>> begin Supplied records
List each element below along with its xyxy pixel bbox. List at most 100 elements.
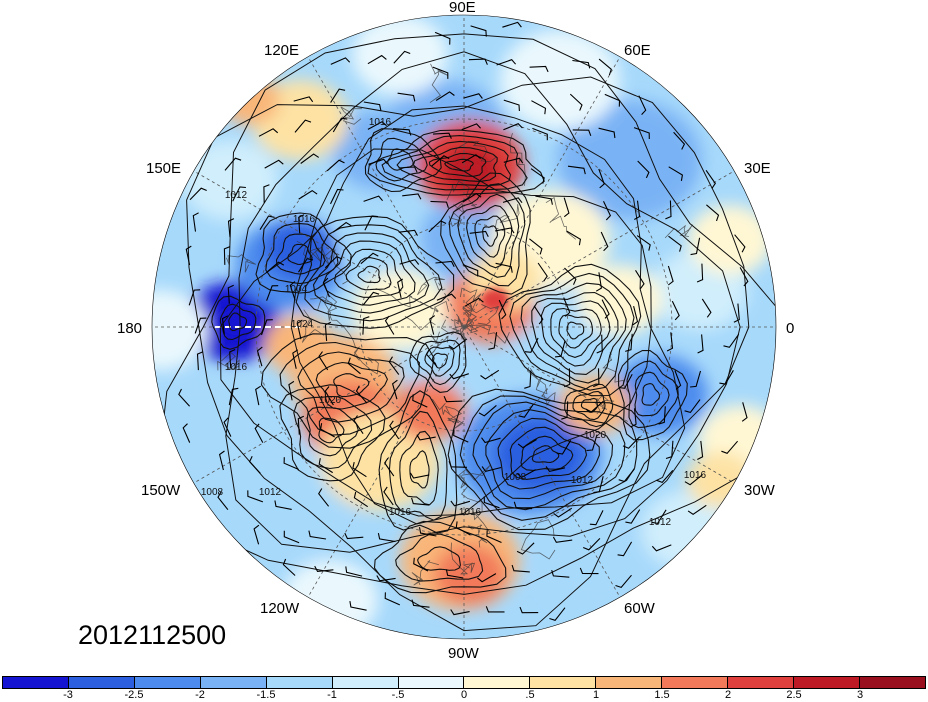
isobar: [306, 406, 359, 457]
wind-barb: [367, 121, 387, 130]
coastline: [353, 346, 379, 375]
wind-barb: [556, 440, 572, 455]
wind-barb: [425, 348, 438, 367]
wind-barb: [598, 168, 605, 189]
contour-label: 1020: [584, 430, 607, 441]
wind-barb: [595, 272, 603, 292]
wind-barb: [221, 315, 229, 335]
wind-barb: [430, 200, 449, 208]
colorbar-tick-label: 0: [460, 689, 468, 701]
wind-barb: [739, 267, 749, 287]
wind-barb: [684, 474, 703, 486]
wind-barb: [224, 157, 242, 171]
isobar: [498, 263, 642, 397]
coastline: [465, 303, 500, 325]
wind-barb: [690, 237, 701, 256]
wind-barb: [651, 509, 667, 525]
wind-barb: [566, 230, 582, 246]
wind-barb: [687, 504, 707, 515]
lon-label-120e: 120E: [264, 42, 300, 59]
contour-label: 1012: [571, 475, 594, 486]
coastline: [429, 63, 449, 103]
anomaly-region: [578, 265, 662, 335]
wind-barb: [706, 204, 720, 222]
wind-barb: [345, 566, 363, 577]
isobar: [367, 129, 545, 196]
wind-barb: [232, 186, 246, 202]
wind-barb: [367, 54, 387, 65]
contour-label: 1012: [225, 190, 248, 201]
isobar: [432, 352, 448, 369]
wind-barb: [364, 215, 379, 231]
wind-barb: [563, 297, 571, 317]
contour-label: 1016: [293, 214, 316, 225]
wind-barb: [223, 417, 232, 437]
wind-barb: [721, 440, 739, 454]
wind-barb: [564, 267, 577, 285]
contour-label: 1016: [389, 507, 412, 518]
wind-barb: [502, 21, 522, 28]
wind-barb: [665, 440, 674, 460]
coastline: [526, 367, 548, 395]
wind-barb: [549, 607, 566, 621]
isobar: [396, 140, 512, 187]
wind-barb: [462, 192, 482, 203]
wind-barb: [589, 510, 604, 526]
wind-barb: [696, 263, 704, 283]
coastline: [217, 351, 240, 371]
anomaly-region: [642, 490, 738, 570]
isobar: [472, 401, 626, 511]
isobar: [618, 349, 688, 441]
wind-barb: [429, 315, 436, 335]
wind-barb: [719, 370, 734, 385]
anomaly-region: [338, 215, 422, 285]
wind-barb: [632, 305, 639, 326]
anomaly-region: [558, 100, 702, 220]
wind-barb: [524, 337, 539, 353]
isobar: [580, 397, 598, 413]
colorbar-bin: [859, 677, 925, 688]
lon-label-120w: 120W: [260, 600, 300, 617]
isobar: [550, 307, 602, 358]
wind-barb: [384, 457, 395, 477]
wind-barb: [635, 270, 645, 290]
wind-barb: [256, 346, 263, 367]
isobar: [211, 295, 266, 350]
wind-barb: [598, 127, 616, 139]
coastline: [310, 296, 357, 349]
isobar: [412, 146, 498, 182]
isobar: [225, 51, 741, 553]
wind-barb: [347, 357, 361, 375]
anomaly-region: [394, 380, 466, 440]
wind-barb: [563, 197, 570, 218]
colorbar-bin: [68, 677, 135, 688]
wind-barb: [481, 437, 501, 444]
wind-barb: [289, 281, 296, 301]
isobar: [378, 390, 458, 534]
isobar: [315, 361, 389, 410]
isobar: [482, 225, 499, 247]
wind-barb: [296, 319, 303, 340]
wind-barb: [630, 408, 637, 428]
wind-barb: [741, 402, 748, 422]
colorbar-tick-label: -1: [327, 689, 337, 701]
wind-barb: [393, 50, 411, 64]
coastline: [444, 405, 463, 424]
anomaly-region: [540, 510, 660, 610]
wind-barb: [431, 155, 450, 167]
wind-barb: [634, 200, 641, 220]
lon-label-90w: 90W: [448, 645, 479, 662]
isobar: [520, 435, 574, 471]
wind-barb: [596, 334, 603, 354]
wind-barb: [397, 92, 416, 102]
wind-barb: [330, 88, 346, 103]
wind-barb: [227, 218, 235, 238]
isobar: [287, 243, 313, 266]
wind-barb: [266, 285, 279, 301]
wind-barb: [377, 532, 396, 543]
anomaly-region: [352, 270, 448, 350]
wind-barb: [638, 95, 647, 115]
contour-label: 1012: [649, 517, 672, 528]
coastline: [545, 196, 577, 240]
>> end Supplied records
Write out every line of the entry above as a JSON list of strings, one string per line, leaving out blank lines and the picture.

[
  "List each element below along with its xyxy pixel bbox. List at most 100 elements.",
  "isobar: [306, 406, 359, 457]",
  "wind-barb: [367, 121, 387, 130]",
  "coastline: [353, 346, 379, 375]",
  "wind-barb: [556, 440, 572, 455]",
  "wind-barb: [425, 348, 438, 367]",
  "wind-barb: [598, 168, 605, 189]",
  "contour-label: 1020: [584, 430, 607, 441]",
  "wind-barb: [595, 272, 603, 292]",
  "wind-barb: [221, 315, 229, 335]",
  "wind-barb: [430, 200, 449, 208]",
  "colorbar-tick-label: 0: [460, 689, 468, 701]",
  "wind-barb: [739, 267, 749, 287]",
  "wind-barb: [684, 474, 703, 486]",
  "wind-barb: [224, 157, 242, 171]",
  "isobar: [498, 263, 642, 397]",
  "coastline: [465, 303, 500, 325]",
  "wind-barb: [690, 237, 701, 256]",
  "wind-barb: [651, 509, 667, 525]",
  "wind-barb: [566, 230, 582, 246]",
  "wind-barb: [687, 504, 707, 515]",
  "lon-label-120e: 120E: [264, 42, 300, 59]",
  "contour-label: 1012: [571, 475, 594, 486]",
  "coastline: [429, 63, 449, 103]",
  "anomaly-region: [578, 265, 662, 335]",
  "wind-barb: [706, 204, 720, 222]",
  "wind-barb: [345, 566, 363, 577]",
  "isobar: [367, 129, 545, 196]",
  "wind-barb: [232, 186, 246, 202]",
  "wind-barb: [367, 54, 387, 65]",
  "contour-label: 1012: [225, 190, 248, 201]",
  "isobar: [432, 352, 448, 369]",
  "wind-barb: [364, 215, 379, 231]",
  "wind-barb: [563, 297, 571, 317]",
  "contour-label: 1016: [293, 214, 316, 225]",
  "wind-barb: [223, 417, 232, 437]",
  "wind-barb: [721, 440, 739, 454]",
  "wind-barb: [564, 267, 577, 285]",
  "contour-label: 1016: [389, 507, 412, 518]",
  "wind-barb: [502, 21, 522, 28]",
  "wind-barb: [665, 440, 674, 460]",
  "coastline: [526, 367, 548, 395]",
  "wind-barb: [549, 607, 566, 621]",
  "isobar: [396, 140, 512, 187]",
  "wind-barb: [462, 192, 482, 203]",
  "wind-barb: [589, 510, 604, 526]",
  "wind-barb: [696, 263, 704, 283]",
  "coastline: [217, 351, 240, 371]",
  "anomaly-region: [642, 490, 738, 570]",
  "isobar: [472, 401, 626, 511]",
  "isobar: [618, 349, 688, 441]",
  "wind-barb: [429, 315, 436, 335]",
  "wind-barb: [719, 370, 734, 385]",
  "anomaly-region: [338, 215, 422, 285]",
  "wind-barb: [632, 305, 639, 326]",
  "anomaly-region: [558, 100, 702, 220]",
  "wind-barb: [524, 337, 539, 353]",
  "isobar: [580, 397, 598, 413]",
  "colorbar-bin: [859, 677, 925, 688]",
  "lon-label-120w: 120W: [260, 600, 300, 617]",
  "isobar: [550, 307, 602, 358]",
  "wind-barb: [384, 457, 395, 477]",
  "wind-barb: [635, 270, 645, 290]",
  "wind-barb: [256, 346, 263, 367]",
  "isobar: [211, 295, 266, 350]",
  "wind-barb: [598, 127, 616, 139]",
  "coastline: [310, 296, 357, 349]",
  "isobar: [412, 146, 498, 182]",
  "isobar: [225, 51, 741, 553]",
  "wind-barb: [347, 357, 361, 375]",
  "anomaly-region: [394, 380, 466, 440]",
  "wind-barb: [563, 197, 570, 218]",
  "colorbar-bin: [68, 677, 135, 688]",
  "wind-barb: [481, 437, 501, 444]",
  "wind-barb: [289, 281, 296, 301]",
  "isobar: [378, 390, 458, 534]",
  "isobar: [315, 361, 389, 410]",
  "isobar: [482, 225, 499, 247]",
  "wind-barb: [296, 319, 303, 340]",
  "wind-barb: [630, 408, 637, 428]",
  "wind-barb: [741, 402, 748, 422]",
  "colorbar-tick-label: -1: [327, 689, 337, 701]",
  "wind-barb: [393, 50, 411, 64]",
  "coastline: [444, 405, 463, 424]",
  "anomaly-region: [540, 510, 660, 610]",
  "wind-barb: [431, 155, 450, 167]",
  "wind-barb: [634, 200, 641, 220]",
  "lon-label-90w: 90W: [448, 645, 479, 662]",
  "isobar: [520, 435, 574, 471]",
  "wind-barb: [596, 334, 603, 354]",
  "wind-barb: [397, 92, 416, 102]",
  "wind-barb: [330, 88, 346, 103]",
  "wind-barb: [227, 218, 235, 238]",
  "isobar: [287, 243, 313, 266]",
  "wind-barb: [266, 285, 279, 301]",
  "wind-barb: [377, 532, 396, 543]",
  "anomaly-region: [352, 270, 448, 350]",
  "wind-barb: [638, 95, 647, 115]",
  "contour-label: 1012: [649, 517, 672, 528]",
  "coastline: [545, 196, 577, 240]"
]